======== DATA FOR THIS TASK ========

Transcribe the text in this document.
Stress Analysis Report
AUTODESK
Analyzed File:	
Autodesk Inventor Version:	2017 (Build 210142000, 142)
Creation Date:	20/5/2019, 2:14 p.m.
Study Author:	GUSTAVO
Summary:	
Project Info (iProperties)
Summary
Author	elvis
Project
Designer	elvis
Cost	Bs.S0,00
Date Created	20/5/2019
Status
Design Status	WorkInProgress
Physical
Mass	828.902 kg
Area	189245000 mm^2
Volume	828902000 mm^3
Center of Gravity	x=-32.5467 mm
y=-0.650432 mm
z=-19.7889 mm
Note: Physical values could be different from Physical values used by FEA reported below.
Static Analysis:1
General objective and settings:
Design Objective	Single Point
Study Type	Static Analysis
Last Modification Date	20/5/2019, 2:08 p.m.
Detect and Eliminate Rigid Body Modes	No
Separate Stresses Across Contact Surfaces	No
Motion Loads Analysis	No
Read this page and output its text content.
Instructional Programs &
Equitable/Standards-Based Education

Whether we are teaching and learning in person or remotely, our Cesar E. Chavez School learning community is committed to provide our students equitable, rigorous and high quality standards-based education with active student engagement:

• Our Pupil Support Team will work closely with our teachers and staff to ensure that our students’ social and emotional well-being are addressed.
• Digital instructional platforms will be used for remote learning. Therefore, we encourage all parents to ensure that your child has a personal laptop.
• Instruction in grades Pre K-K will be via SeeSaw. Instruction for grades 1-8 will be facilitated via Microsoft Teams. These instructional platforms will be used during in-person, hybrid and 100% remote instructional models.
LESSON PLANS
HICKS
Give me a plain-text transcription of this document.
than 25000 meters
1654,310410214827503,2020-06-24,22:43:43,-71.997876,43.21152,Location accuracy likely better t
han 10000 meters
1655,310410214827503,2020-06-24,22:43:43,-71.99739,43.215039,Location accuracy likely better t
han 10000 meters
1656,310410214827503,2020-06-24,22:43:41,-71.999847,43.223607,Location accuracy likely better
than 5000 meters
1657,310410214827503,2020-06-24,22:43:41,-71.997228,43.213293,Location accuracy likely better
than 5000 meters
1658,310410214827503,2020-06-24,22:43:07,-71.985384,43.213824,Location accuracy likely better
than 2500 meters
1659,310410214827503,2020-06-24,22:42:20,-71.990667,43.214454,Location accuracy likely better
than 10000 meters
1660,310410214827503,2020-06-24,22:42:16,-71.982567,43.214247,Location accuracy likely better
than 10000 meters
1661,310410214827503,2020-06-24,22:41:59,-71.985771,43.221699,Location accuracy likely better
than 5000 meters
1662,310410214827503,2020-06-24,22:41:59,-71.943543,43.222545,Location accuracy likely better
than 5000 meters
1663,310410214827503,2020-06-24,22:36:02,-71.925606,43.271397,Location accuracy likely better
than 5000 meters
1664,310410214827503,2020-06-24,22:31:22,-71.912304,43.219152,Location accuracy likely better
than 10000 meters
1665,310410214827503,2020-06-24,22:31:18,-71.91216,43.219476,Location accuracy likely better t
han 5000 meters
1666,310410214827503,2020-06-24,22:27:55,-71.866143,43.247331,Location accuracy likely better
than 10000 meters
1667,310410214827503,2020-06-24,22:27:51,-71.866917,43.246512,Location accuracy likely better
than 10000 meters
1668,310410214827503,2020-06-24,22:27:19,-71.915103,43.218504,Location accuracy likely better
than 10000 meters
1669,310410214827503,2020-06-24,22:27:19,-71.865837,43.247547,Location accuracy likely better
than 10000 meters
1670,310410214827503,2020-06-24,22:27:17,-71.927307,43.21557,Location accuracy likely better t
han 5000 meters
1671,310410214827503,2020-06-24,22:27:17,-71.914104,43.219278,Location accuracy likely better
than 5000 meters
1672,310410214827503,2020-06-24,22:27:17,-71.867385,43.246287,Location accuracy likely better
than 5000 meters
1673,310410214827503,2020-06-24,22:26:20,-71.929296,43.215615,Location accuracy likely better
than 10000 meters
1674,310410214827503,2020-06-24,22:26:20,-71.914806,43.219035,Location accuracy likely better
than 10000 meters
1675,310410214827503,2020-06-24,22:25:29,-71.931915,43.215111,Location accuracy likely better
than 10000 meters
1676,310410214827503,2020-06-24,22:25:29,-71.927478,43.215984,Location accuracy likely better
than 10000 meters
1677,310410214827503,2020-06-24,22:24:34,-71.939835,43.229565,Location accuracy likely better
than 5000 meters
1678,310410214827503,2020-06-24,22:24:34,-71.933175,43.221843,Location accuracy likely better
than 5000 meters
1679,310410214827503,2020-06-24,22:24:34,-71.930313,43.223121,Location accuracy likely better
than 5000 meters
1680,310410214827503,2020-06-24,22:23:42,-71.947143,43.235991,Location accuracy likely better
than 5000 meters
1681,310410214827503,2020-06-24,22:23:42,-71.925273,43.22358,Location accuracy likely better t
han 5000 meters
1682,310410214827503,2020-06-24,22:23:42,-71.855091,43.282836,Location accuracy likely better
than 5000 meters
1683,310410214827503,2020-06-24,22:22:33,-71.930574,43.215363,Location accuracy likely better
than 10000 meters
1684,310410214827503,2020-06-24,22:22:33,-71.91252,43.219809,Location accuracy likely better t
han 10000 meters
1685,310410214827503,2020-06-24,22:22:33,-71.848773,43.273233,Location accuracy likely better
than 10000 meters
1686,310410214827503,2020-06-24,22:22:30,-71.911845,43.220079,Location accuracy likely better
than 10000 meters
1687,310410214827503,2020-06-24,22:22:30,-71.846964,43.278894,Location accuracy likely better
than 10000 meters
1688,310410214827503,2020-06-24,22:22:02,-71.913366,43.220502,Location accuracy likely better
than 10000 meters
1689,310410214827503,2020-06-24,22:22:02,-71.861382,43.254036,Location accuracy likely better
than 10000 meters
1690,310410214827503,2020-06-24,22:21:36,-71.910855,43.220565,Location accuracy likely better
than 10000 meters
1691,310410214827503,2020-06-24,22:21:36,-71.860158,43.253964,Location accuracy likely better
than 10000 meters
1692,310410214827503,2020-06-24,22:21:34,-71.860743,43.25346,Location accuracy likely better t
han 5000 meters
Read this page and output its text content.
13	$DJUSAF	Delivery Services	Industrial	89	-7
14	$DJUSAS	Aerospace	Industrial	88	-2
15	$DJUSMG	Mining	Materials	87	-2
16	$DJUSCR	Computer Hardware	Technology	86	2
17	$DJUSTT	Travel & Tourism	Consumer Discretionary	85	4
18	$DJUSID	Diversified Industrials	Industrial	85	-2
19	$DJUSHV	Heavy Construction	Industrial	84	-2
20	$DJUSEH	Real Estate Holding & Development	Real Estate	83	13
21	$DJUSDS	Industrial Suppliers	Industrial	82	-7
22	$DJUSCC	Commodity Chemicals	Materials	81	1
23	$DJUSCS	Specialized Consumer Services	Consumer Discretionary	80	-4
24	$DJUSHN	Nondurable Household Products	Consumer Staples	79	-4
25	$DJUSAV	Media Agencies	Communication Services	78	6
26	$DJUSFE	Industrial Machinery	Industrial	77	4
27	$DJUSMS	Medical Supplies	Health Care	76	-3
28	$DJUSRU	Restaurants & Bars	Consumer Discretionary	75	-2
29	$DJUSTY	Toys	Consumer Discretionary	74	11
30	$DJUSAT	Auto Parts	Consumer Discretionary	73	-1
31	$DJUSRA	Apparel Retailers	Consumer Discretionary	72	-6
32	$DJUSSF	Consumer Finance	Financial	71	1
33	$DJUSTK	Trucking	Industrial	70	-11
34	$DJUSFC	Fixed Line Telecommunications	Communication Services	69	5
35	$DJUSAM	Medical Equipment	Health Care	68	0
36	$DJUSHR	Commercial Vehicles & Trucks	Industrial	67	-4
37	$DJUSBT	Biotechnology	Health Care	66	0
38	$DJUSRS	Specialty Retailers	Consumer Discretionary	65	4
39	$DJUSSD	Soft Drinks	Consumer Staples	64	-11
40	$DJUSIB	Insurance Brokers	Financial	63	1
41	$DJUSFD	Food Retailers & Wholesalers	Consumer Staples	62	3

========

Which lines hold the word "students"? Copy every one of them.

FULL SOLUTION:
Whether we are teaching and learning in person or remotely, our Cesar E. Chavez School learning community is committed to provide our students equitable, rigorous and high quality standards-based education with active student engagement:
• Our Pupil Support Team will work closely with our teachers and staff to ensure that our students’ social and emotional well-being are addressed.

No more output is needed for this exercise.